Required work → Your task is to reproduce the entries below word for word.

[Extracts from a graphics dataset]
::::::

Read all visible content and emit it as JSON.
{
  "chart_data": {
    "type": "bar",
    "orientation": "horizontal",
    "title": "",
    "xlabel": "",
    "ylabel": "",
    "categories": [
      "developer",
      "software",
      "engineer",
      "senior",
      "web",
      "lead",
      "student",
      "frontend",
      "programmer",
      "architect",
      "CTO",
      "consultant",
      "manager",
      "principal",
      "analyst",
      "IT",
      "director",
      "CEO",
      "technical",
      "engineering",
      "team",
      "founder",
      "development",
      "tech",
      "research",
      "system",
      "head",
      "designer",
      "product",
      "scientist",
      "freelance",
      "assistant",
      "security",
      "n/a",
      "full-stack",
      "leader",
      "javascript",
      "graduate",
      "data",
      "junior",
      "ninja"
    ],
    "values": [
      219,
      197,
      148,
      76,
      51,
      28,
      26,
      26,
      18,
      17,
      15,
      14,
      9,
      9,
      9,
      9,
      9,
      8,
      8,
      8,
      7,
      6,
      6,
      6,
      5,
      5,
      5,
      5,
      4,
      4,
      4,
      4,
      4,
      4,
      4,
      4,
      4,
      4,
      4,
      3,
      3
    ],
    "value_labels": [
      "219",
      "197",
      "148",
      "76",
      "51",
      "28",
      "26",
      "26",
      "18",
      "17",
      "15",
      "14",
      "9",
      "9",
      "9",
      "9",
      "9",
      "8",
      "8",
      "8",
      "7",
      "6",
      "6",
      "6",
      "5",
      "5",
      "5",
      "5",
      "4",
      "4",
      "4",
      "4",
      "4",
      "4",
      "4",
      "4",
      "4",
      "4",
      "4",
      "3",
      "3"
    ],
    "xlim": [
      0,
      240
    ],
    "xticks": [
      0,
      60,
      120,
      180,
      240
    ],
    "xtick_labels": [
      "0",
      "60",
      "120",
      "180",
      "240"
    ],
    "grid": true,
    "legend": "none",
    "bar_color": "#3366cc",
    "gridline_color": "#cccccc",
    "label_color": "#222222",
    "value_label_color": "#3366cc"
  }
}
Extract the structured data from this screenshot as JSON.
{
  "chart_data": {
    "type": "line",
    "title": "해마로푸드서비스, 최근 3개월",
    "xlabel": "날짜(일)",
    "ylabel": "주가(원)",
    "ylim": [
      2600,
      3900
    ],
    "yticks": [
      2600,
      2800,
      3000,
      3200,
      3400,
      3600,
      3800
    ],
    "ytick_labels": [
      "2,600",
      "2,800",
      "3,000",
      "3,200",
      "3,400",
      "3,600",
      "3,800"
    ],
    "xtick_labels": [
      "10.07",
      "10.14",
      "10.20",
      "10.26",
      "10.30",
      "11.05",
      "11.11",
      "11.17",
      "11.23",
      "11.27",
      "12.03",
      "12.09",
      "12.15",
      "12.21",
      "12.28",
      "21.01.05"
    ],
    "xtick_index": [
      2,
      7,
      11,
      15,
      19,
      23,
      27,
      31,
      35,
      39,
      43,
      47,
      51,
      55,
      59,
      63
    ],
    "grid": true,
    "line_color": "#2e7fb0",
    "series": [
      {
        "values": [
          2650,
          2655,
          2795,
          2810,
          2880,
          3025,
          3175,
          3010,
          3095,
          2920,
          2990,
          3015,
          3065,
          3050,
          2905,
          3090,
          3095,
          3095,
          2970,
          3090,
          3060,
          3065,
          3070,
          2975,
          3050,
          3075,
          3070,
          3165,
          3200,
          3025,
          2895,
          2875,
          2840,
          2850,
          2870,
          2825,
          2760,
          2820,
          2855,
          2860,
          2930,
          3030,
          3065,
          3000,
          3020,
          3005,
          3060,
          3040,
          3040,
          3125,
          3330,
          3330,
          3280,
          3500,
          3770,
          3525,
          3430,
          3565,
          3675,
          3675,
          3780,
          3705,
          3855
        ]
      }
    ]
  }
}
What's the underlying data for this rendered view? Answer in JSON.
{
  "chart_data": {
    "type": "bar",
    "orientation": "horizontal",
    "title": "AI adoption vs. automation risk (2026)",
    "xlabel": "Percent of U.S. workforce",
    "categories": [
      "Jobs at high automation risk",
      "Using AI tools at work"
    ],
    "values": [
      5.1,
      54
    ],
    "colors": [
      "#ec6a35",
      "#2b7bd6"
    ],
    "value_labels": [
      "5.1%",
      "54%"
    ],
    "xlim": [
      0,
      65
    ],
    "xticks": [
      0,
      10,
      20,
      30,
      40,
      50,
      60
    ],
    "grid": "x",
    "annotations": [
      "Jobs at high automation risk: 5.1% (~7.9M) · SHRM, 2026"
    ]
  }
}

::::::

Task response →
Read all visible content and emit it as JSON.
{
  "chart_data": {
    "type": "bar",
    "orientation": "horizontal",
    "title": "",
    "xlabel": "",
    "ylabel": "",
    "categories": [
      "developer",
      "software",
      "engineer",
      "senior",
      "web",
      "lead",
      "student",
      "frontend",
      "programmer",
      "architect",
      "CTO",
      "consultant",
      "manager",
      "principal",
      "analyst",
      "IT",
      "director",
      "CEO",
      "technical",
      "engineering",
      "team",
      "founder",
      "development",
      "tech",
      "research",
      "system",
      "head",
      "designer",
      "product",
      "scientist",
      "freelance",
      "assistant",
      "security",
      "n/a",
      "full-stack",
      "leader",
      "javascript",
      "graduate",
      "data",
      "junior",
      "ninja"
    ],
    "values": [
      219,
      197,
      148,
      76,
      51,
      28,
      26,
      26,
      18,
      17,
      15,
      14,
      9,
      9,
      9,
      9,
      9,
      8,
      8,
      8,
      7,
      6,
      6,
      6,
      5,
      5,
      5,
      5,
      4,
      4,
      4,
      4,
      4,
      4,
      4,
      4,
      4,
      4,
      4,
      3,
      3
    ],
    "value_labels": [
      "219",
      "197",
      "148",
      "76",
      "51",
      "28",
      "26",
      "26",
      "18",
      "17",
      "15",
      "14",
      "9",
      "9",
      "9",
      "9",
      "9",
      "8",
      "8",
      "8",
      "7",
      "6",
      "6",
      "6",
      "5",
      "5",
      "5",
      "5",
      "4",
      "4",
      "4",
      "4",
      "4",
      "4",
      "4",
      "4",
      "4",
      "4",
      "4",
      "3",
      "3"
    ],
    "xlim": [
      0,
      240
    ],
    "xticks": [
      0,
      60,
      120,
      180,
      240
    ],
    "xtick_labels": [
      "0",
      "60",
      "120",
      "180",
      "240"
    ],
    "grid": true,
    "legend": "none",
    "bar_color": "#3366cc",
    "gridline_color": "#cccccc",
    "label_color": "#222222",
    "value_label_color": "#3366cc"
  }
}
Extract the structured data from this screenshot as JSON.
{
  "chart_data": {
    "type": "line",
    "title": "해마로푸드서비스, 최근 3개월",
    "xlabel": "날짜(일)",
    "ylabel": "주가(원)",
    "ylim": [
      2600,
      3900
    ],
    "yticks": [
      2600,
      2800,
      3000,
      3200,
      3400,
      3600,
      3800
    ],
    "ytick_labels": [
      "2,600",
      "2,800",
      "3,000",
      "3,200",
      "3,400",
      "3,600",
      "3,800"
    ],
    "xtick_labels": [
      "10.07",
      "10.14",
      "10.20",
      "10.26",
      "10.30",
      "11.05",
      "11.11",
      "11.17",
      "11.23",
      "11.27",
      "12.03",
      "12.09",
      "12.15",
      "12.21",
      "12.28",
      "21.01.05"
    ],
    "xtick_index": [
      2,
      7,
      11,
      15,
      19,
      23,
      27,
      31,
      35,
      39,
      43,
      47,
      51,
      55,
      59,
      63
    ],
    "grid": true,
    "line_color": "#2e7fb0",
    "series": [
      {
        "values": [
          2650,
          2655,
          2795,
          2810,
          2880,
          3025,
          3175,
          3010,
          3095,
          2920,
          2990,
          3015,
          3065,
          3050,
          2905,
          3090,
          3095,
          3095,
          2970,
          3090,
          3060,
          3065,
          3070,
          2975,
          3050,
          3075,
          3070,
          3165,
          3200,
          3025,
          2895,
          2875,
          2840,
          2850,
          2870,
          2825,
          2760,
          2820,
          2855,
          2860,
          2930,
          3030,
          3065,
          3000,
          3020,
          3005,
          3060,
          3040,
          3040,
          3125,
          3330,
          3330,
          3280,
          3500,
          3770,
          3525,
          3430,
          3565,
          3675,
          3675,
          3780,
          3705,
          3855
        ]
      }
    ]
  }
}
What's the underlying data for this rendered view? Answer in JSON.
{
  "chart_data": {
    "type": "bar",
    "orientation": "horizontal",
    "title": "AI adoption vs. automation risk (2026)",
    "xlabel": "Percent of U.S. workforce",
    "categories": [
      "Jobs at high automation risk",
      "Using AI tools at work"
    ],
    "values": [
      5.1,
      54
    ],
    "colors": [
      "#ec6a35",
      "#2b7bd6"
    ],
    "value_labels": [
      "5.1%",
      "54%"
    ],
    "xlim": [
      0,
      65
    ],
    "xticks": [
      0,
      10,
      20,
      30,
      40,
      50,
      60
    ],
    "grid": "x",
    "annotations": [
      "Jobs at high automation risk: 5.1% (~7.9M) · SHRM, 2026"
    ]
  }
}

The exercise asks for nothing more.